* Exercise directions
The entire listing is to be repeated verbatim.

* Supplied material
+---+

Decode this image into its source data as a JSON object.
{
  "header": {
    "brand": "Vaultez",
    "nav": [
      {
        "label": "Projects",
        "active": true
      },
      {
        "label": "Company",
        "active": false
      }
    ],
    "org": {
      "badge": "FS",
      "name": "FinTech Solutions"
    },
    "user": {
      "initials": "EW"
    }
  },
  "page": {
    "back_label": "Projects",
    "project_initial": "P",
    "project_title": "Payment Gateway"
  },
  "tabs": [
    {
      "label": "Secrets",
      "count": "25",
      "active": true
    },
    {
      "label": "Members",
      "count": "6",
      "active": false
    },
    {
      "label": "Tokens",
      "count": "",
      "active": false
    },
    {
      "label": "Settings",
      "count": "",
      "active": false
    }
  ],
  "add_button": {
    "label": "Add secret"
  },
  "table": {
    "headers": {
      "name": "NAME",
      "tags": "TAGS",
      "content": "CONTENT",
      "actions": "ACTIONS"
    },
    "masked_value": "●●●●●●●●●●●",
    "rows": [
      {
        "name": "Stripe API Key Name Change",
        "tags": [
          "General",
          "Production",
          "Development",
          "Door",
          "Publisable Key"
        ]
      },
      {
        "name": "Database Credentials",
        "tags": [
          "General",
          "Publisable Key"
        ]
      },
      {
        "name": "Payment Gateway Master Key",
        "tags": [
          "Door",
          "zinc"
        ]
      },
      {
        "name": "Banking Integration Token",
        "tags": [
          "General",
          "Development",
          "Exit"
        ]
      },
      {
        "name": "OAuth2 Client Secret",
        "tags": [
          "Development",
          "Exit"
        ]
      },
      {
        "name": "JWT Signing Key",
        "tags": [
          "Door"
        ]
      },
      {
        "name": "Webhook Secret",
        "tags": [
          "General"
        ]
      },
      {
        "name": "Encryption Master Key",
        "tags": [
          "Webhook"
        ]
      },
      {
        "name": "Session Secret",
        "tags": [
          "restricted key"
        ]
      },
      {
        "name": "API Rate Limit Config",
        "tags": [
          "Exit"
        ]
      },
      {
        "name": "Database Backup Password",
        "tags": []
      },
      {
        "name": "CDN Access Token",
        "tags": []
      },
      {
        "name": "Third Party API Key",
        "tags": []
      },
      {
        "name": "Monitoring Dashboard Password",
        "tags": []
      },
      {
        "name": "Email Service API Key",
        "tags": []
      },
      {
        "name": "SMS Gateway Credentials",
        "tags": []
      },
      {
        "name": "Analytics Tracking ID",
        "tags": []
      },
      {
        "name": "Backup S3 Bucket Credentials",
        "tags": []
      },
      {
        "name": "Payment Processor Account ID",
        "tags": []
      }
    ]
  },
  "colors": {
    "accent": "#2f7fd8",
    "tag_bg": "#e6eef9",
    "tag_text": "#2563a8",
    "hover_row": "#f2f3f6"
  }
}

+---+

* Result of the exercise
Decode this image into its source data as a JSON object.
{
  "header": {
    "brand": "Vaultez",
    "nav": [
      {
        "label": "Projects",
        "active": true
      },
      {
        "label": "Company",
        "active": false
      }
    ],
    "org": {
      "badge": "FS",
      "name": "FinTech Solutions"
    },
    "user": {
      "initials": "EW"
    }
  },
  "page": {
    "back_label": "Projects",
    "project_initial": "P",
    "project_title": "Payment Gateway"
  },
  "tabs": [
    {
      "label": "Secrets",
      "count": "25",
      "active": true
    },
    {
      "label": "Members",
      "count": "6",
      "active": false
    },
    {
      "label": "Tokens",
      "count": "",
      "active": false
    },
    {
      "label": "Settings",
      "count": "",
      "active": false
    }
  ],
  "add_button": {
    "label": "Add secret"
  },
  "table": {
    "headers": {
      "name": "NAME",
      "tags": "TAGS",
      "content": "CONTENT",
      "actions": "ACTIONS"
    },
    "masked_value": "●●●●●●●●●●●",
    "rows": [
      {
        "name": "Stripe API Key Name Change",
        "tags": [
          "General",
          "Production",
          "Development",
          "Door",
          "Publisable Key"
        ]
      },
      {
        "name": "Database Credentials",
        "tags": [
          "General",
          "Publisable Key"
        ]
      },
      {
        "name": "Payment Gateway Master Key",
        "tags": [
          "Door",
          "zinc"
        ]
      },
      {
        "name": "Banking Integration Token",
        "tags": [
          "General",
          "Development",
          "Exit"
        ]
      },
      {
        "name": "OAuth2 Client Secret",
        "tags": [
          "Development",
          "Exit"
        ]
      },
      {
        "name": "JWT Signing Key",
        "tags": [
          "Door"
        ]
      },
      {
        "name": "Webhook Secret",
        "tags": [
          "General"
        ]
      },
      {
        "name": "Encryption Master Key",
        "tags": [
          "Webhook"
        ]
      },
      {
        "name": "Session Secret",
        "tags": [
          "restricted key"
        ]
      },
      {
        "name": "API Rate Limit Config",
        "tags": [
          "Exit"
        ]
      },
      {
        "name": "Database Backup Password",
        "tags": []
      },
      {
        "name": "CDN Access Token",
        "tags": []
      },
      {
        "name": "Third Party API Key",
        "tags": []
      },
      {
        "name": "Monitoring Dashboard Password",
        "tags": []
      },
      {
        "name": "Email Service API Key",
        "tags": []
      },
      {
        "name": "SMS Gateway Credentials",
        "tags": []
      },
      {
        "name": "Analytics Tracking ID",
        "tags": []
      },
      {
        "name": "Backup S3 Bucket Credentials",
        "tags": []
      },
      {
        "name": "Payment Processor Account ID",
        "tags": []
      }
    ]
  },
  "colors": {
    "accent": "#2f7fd8",
    "tag_bg": "#e6eef9",
    "tag_text": "#2563a8",
    "hover_row": "#f2f3f6"
  }
}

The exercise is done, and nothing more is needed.